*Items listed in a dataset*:

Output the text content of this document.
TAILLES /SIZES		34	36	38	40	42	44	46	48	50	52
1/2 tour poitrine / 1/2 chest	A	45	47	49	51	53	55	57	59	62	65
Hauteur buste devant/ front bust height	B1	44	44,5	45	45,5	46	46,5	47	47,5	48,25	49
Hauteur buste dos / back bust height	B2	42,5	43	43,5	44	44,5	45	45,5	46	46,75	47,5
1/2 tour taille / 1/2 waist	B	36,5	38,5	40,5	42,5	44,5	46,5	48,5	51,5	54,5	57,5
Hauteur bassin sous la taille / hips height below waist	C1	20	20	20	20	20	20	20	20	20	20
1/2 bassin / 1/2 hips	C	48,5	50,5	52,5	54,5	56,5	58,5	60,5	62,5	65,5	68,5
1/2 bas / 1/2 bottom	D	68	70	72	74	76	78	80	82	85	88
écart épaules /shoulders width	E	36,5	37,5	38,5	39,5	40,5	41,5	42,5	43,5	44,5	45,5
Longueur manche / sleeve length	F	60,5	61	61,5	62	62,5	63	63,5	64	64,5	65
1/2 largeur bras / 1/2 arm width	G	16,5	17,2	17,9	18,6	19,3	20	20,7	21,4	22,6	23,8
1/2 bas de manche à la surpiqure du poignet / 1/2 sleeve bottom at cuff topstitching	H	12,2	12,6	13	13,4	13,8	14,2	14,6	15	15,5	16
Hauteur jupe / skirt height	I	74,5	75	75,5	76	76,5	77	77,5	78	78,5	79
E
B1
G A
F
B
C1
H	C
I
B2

*What you are asked to do*:
Tell how many lines in the material contain the word "bassin". Only the number is wanted.

*Task solution*:
2